RIETI - Oltre vent’anni con la muffa in casa, mai rimossa da chi se ne sarebbe dovuto occupare e un figlio, malato di distrofia muscolare, ricoverato per ben due volte a causa delle difficoltà respiratorie generate dalla presenza dei funghi sulle pareti domestiche. E’ l’incredibile e agghiacciante condizione nella quale si trova a vivere la famiglia di Lina Liberti, in uno degli appartamenti del complesso abitativo di proprietà dell’Ater in via Elettra Pollastrini, a Campoloniano (nella foto). Lo stesso complesso nel quale, il 16 luglio scorso, è stato inaugurato il bel parco sportivo dotato di campo da calcetto, basket e bocce, ad oggi però ancora chiuso e inutilizzabile, in attesa che venga consegnato il materiale per completare il campo da bocce. E dove, nel frattempo, circondato dalle fettucce di cantiere, non ci si può neanche sedere su una panchina per godere del fresco della sera.

La vicenda 
Se non si trattasse della dura e cruda realtà, sarebbe una vicenda alla quale si farebbe persino fatica a credere: «Abito in questo appartamento dal 1999 – racconta a Il Messaggero la signora Liberti – Già durante quegli anni erano presenti i primi segni di muffa sulle pareti e avevo provato a rimediare utilizzando la candeggina e riverniciando i muri, ma non è mai servito a nulla.

> Compiti da svolgere
1) Trascrivi alla lettera il passo dell'articolo sulla muffa a Rieti che inizia con "RIETI - Oltre" e termina con "fresco della sera.".
2) Secondo l'articolo sulla muffa a Rieti, da quale anno la signora Liberti abita nel suo appartamento?

> Dati forniti
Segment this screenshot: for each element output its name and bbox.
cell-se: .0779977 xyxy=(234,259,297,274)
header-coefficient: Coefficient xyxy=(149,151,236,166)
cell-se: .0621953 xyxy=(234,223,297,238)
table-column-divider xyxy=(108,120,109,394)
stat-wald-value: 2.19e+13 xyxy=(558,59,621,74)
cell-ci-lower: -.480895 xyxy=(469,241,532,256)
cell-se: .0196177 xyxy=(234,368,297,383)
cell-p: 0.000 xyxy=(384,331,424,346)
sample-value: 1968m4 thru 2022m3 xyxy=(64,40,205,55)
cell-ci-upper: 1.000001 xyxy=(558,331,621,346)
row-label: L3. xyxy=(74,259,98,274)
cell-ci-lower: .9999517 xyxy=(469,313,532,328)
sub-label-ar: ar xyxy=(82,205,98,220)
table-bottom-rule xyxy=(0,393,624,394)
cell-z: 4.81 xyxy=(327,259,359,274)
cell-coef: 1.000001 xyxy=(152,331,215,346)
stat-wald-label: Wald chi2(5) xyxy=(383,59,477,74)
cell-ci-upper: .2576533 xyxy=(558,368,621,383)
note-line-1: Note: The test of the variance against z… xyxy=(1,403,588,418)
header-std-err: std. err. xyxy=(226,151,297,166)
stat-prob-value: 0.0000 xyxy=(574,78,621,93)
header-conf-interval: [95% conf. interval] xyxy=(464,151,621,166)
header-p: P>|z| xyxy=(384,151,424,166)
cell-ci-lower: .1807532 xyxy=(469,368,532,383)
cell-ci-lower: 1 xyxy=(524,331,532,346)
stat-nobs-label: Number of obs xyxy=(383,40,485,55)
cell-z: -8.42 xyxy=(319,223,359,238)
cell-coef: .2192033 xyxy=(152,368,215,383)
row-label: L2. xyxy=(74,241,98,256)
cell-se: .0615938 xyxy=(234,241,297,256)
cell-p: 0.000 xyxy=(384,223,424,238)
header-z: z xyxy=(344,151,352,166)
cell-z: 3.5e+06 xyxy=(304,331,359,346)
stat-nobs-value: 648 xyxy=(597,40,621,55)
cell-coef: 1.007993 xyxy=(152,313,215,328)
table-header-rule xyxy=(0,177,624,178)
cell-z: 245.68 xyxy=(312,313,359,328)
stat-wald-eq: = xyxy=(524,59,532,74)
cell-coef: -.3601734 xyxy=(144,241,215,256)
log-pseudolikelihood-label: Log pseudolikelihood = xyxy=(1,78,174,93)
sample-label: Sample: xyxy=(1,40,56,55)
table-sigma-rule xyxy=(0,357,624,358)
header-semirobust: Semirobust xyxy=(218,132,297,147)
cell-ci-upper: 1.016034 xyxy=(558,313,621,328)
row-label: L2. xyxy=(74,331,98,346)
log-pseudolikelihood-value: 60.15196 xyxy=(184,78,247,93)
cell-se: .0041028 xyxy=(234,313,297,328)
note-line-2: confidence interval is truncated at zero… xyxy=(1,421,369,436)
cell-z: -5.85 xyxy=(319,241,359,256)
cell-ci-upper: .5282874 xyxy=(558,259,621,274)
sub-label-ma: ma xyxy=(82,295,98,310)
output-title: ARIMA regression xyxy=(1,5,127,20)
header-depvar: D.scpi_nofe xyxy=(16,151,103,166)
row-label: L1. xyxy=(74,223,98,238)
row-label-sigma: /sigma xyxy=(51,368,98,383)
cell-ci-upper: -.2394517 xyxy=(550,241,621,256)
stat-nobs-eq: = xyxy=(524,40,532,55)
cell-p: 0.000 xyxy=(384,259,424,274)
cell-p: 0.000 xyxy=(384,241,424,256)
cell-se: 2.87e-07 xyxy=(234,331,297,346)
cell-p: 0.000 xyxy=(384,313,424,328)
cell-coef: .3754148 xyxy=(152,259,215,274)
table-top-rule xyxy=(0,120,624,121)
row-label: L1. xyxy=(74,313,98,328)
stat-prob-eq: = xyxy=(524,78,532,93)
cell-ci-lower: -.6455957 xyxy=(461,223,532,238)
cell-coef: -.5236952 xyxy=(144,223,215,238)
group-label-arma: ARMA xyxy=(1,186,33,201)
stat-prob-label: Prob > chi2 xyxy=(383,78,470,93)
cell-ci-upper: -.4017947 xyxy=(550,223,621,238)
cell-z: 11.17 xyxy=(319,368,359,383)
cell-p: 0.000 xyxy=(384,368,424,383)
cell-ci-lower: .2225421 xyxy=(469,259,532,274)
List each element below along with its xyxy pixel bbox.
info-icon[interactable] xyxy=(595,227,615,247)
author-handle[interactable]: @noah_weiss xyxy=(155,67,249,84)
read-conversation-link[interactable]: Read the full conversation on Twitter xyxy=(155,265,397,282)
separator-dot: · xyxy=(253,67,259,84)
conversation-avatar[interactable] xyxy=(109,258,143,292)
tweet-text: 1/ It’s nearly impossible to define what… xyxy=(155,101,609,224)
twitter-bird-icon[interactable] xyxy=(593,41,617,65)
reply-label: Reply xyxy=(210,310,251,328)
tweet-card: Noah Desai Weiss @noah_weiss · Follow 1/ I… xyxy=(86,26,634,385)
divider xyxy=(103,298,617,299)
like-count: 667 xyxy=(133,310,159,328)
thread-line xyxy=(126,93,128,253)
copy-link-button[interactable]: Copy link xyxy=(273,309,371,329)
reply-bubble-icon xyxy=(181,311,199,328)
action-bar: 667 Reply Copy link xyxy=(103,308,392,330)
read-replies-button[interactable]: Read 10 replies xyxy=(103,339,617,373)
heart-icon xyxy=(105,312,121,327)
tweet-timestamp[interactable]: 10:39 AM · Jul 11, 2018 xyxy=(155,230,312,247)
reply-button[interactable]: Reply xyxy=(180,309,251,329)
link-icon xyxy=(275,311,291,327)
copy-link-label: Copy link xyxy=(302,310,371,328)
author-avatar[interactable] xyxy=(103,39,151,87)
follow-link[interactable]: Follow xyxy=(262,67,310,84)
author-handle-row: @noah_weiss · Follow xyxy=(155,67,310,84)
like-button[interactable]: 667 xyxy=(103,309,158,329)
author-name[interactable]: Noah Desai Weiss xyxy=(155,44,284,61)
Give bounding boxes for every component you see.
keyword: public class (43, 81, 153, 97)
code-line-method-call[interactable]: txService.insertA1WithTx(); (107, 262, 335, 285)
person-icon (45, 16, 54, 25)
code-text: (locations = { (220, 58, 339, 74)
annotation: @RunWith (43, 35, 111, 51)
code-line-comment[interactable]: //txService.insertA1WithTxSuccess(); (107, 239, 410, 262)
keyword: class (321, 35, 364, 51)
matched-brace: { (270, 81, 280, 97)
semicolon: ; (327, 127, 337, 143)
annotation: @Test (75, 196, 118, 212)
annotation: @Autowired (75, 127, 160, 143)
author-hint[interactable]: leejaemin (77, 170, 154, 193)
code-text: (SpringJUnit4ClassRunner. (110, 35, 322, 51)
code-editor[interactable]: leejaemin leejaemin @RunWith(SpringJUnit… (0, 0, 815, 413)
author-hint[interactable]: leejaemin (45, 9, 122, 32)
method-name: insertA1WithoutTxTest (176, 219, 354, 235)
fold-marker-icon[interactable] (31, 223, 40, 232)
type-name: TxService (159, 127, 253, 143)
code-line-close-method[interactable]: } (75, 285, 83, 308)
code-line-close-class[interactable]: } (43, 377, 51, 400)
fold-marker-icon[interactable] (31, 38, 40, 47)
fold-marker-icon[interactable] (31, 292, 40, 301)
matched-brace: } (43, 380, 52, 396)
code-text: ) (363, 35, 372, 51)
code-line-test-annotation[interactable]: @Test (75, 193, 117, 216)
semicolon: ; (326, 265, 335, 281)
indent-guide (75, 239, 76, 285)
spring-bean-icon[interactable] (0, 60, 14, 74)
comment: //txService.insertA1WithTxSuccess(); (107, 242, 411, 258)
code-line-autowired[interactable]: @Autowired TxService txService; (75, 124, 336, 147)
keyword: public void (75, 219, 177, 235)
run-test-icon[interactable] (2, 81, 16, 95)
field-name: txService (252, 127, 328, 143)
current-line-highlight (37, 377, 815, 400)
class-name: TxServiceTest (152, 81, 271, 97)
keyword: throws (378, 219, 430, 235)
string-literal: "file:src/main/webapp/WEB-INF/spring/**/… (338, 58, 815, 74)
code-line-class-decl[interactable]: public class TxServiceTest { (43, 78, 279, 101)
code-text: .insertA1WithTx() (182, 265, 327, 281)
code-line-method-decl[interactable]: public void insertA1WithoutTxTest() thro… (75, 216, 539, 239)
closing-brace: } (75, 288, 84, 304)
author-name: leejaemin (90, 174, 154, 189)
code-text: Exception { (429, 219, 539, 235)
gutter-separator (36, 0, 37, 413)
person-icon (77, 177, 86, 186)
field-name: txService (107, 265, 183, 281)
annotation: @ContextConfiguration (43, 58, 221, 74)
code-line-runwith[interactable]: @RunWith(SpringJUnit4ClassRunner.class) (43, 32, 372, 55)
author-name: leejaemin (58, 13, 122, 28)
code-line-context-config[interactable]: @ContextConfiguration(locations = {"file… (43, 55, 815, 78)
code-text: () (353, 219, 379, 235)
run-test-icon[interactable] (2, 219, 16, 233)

> Soluzioni dei compiti
1)
RIETI - Oltre vent’anni con la muffa in casa, mai rimossa da chi se ne sarebbe dovuto occupare e un figlio, malato di distrofia muscolare, ricoverato per ben due volte a causa delle difficoltà respiratorie generate dalla presenza dei funghi sulle pareti domestiche. E’ l’incredibile e agghiacciante condizione nella quale si trova a vivere la famiglia di Lina Liberti, in uno degli appartamenti del complesso abitativo di proprietà dell’Ater in via Elettra Pollastrini, a Campoloniano (nella foto). Lo stesso complesso nel quale, il 16 luglio scorso, è stato inaugurato il bel parco sportivo dotato di campo da calcetto, basket e bocce, ad oggi però ancora chiuso e inutilizzabile, in attesa che venga consegnato il materiale per completare il campo da bocce. E dove, nel frattempo, circondato dalle fettucce di cantiere, non ci si può neanche sedere su una panchina per godere del fresco della sera.

2) Dal 1999.